◆ BLOC DE TEXTE:

Même le simple T‑shirt « COACH » a changé leur image : dans la cour de récréation, ils et elles ne pouvaient plus être les fauteur·euse·s de troubles s’ils ou elles voulaient être accepté·e·s le samedi soir. Ce nouveau rôle les a visiblement transformé·e·s. À partir de 2003, tout est devenu plus structuré : nous étions littéralement submergés par le nombre de participant·es. Nous avons compris qu’il fallait une équipe fiable et stable. C’est ainsi qu’est née l’idée de faire évoluer les Juniorcoaches expérimenté·es vers un rôle de Seniorcoach. Peu après, les premières formations ont vu le jour. Pour moi, ces transformations personnelles chez les jeunes représentent le « diamant brut » de tout le projet Midnight.
Y a‑t-il eu un moment clé où vous avez compris que les jeunes avaient vraiment besoin du Programme Coaches ?
Oui, surtout à Uster, où se trouvait aussi le siège d’IdéeSport. Nous y travaillions étroitement avec les services de jeunesse et le travail social en milieu scolaire. Nous connaissions donc les jeunes non seulement des soirées du samedi, mais aussi dans leur quotidien. Cette proximité nous a montré à quel point leur potentiel était grand.
Je me souviens aussi d’une belle histoire dans le projet d’Emmen : un jeune, connu pour être bagarreur, est devenu Juniorcoach, puis Seniorcoach et plus tard, il expliquait lui-même à l’école pourquoi il ne faut pas se battre. C’est exactement ce type d’évolution qui montre combien ce programme est essentiel.

(Éléments issus d’un jeu de données)

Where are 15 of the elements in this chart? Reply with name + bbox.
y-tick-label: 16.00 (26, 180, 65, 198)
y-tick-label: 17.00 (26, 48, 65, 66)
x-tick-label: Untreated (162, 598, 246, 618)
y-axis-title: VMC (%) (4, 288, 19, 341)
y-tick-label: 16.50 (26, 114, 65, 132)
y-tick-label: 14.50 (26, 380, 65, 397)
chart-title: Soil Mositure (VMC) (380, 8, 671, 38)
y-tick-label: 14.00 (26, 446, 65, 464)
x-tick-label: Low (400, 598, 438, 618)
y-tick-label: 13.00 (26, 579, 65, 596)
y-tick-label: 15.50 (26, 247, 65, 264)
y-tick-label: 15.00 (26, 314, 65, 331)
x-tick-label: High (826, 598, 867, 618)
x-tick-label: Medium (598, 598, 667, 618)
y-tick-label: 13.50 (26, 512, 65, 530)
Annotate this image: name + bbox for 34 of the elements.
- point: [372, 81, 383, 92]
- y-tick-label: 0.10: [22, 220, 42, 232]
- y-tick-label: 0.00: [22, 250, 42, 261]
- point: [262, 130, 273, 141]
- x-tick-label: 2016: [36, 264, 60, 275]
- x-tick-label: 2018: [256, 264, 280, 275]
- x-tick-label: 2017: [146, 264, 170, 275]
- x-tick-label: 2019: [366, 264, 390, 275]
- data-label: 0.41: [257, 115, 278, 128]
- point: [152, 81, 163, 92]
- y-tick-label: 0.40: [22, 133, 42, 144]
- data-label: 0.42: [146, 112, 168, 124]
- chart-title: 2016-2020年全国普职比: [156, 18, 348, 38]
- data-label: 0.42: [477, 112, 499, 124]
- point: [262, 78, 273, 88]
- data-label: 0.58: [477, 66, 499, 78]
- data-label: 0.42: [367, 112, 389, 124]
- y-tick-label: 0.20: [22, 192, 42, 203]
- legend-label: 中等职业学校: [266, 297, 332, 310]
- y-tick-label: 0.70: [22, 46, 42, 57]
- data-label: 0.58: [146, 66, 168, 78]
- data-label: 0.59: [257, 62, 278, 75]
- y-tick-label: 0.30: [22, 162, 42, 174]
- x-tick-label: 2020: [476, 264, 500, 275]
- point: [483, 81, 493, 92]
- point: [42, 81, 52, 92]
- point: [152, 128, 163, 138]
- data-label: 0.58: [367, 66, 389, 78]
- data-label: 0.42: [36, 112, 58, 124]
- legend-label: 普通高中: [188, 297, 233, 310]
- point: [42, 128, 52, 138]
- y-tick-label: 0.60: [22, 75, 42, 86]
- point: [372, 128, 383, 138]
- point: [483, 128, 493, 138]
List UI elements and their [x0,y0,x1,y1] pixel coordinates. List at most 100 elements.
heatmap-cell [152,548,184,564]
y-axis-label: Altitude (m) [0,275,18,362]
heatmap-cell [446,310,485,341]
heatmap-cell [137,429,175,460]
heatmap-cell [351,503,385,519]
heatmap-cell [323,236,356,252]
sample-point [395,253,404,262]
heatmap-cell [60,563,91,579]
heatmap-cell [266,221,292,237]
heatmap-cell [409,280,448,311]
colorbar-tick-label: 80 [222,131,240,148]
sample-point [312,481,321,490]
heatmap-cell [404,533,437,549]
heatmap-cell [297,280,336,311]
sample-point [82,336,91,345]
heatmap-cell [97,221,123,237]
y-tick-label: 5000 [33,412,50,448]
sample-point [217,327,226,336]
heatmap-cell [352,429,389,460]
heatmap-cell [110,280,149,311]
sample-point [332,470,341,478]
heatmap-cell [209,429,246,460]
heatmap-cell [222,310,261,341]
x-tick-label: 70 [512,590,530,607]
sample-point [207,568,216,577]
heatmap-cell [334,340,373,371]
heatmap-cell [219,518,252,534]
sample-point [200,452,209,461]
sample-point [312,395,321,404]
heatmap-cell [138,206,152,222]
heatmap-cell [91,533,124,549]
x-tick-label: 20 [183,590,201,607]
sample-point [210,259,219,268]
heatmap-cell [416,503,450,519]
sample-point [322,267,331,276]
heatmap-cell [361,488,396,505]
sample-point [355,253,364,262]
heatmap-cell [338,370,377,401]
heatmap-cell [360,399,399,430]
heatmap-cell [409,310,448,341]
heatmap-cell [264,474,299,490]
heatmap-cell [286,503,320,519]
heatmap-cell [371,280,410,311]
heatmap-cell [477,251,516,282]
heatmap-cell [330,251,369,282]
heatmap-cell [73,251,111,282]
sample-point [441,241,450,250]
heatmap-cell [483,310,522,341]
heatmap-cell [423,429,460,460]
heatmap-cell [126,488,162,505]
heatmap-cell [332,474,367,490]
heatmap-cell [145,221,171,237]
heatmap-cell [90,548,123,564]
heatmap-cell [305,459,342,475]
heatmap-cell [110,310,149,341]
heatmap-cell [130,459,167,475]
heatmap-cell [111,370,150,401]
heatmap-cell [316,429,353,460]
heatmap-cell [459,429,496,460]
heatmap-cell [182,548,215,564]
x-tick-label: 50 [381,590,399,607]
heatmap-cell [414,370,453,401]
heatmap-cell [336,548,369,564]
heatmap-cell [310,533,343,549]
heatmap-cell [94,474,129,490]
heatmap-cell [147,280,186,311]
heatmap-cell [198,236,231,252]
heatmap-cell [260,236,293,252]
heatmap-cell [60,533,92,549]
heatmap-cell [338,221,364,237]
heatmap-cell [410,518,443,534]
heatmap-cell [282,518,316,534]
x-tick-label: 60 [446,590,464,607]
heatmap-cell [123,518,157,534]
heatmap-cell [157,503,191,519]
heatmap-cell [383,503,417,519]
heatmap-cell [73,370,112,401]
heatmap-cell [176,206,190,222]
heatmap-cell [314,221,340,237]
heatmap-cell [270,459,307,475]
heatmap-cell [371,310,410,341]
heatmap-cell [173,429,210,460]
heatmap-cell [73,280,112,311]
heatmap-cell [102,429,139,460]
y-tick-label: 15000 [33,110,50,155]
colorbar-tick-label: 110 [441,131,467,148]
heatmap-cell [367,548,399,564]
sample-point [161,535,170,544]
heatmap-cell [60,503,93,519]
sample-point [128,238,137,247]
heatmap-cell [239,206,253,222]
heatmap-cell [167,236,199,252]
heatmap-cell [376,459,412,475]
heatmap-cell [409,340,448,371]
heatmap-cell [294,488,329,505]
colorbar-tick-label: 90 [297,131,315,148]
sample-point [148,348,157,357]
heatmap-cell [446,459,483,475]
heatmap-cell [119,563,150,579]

◆ TÂCHE ASSIGNÉE: Dites si chacune de ces affirmations concorde avec le texte sur le Programme Coaches, en répondant par oui ou par non et en citant les mots décisifs du texte : (a) à partir de 2003, le nombre de participant·es est devenu écrasant ; (b) le siège d’IdéeSport se trouvait à Emmen ; (c) le jeune du projet d’Emmen est devenu Seniorcoach avant d’être Juniorcoach.

◆ SOLUTION PROPOSÉE:
(a) Oui : « À partir de 2003, tout est devenu plus structuré : nous étions littéralement submergés par le nombre de participant·es. »
(b) Non : « surtout à Uster, où se trouvait aussi le siège d’IdéeSport. »
(c) Non : « est devenu Juniorcoach, puis Seniorcoach et plus tard »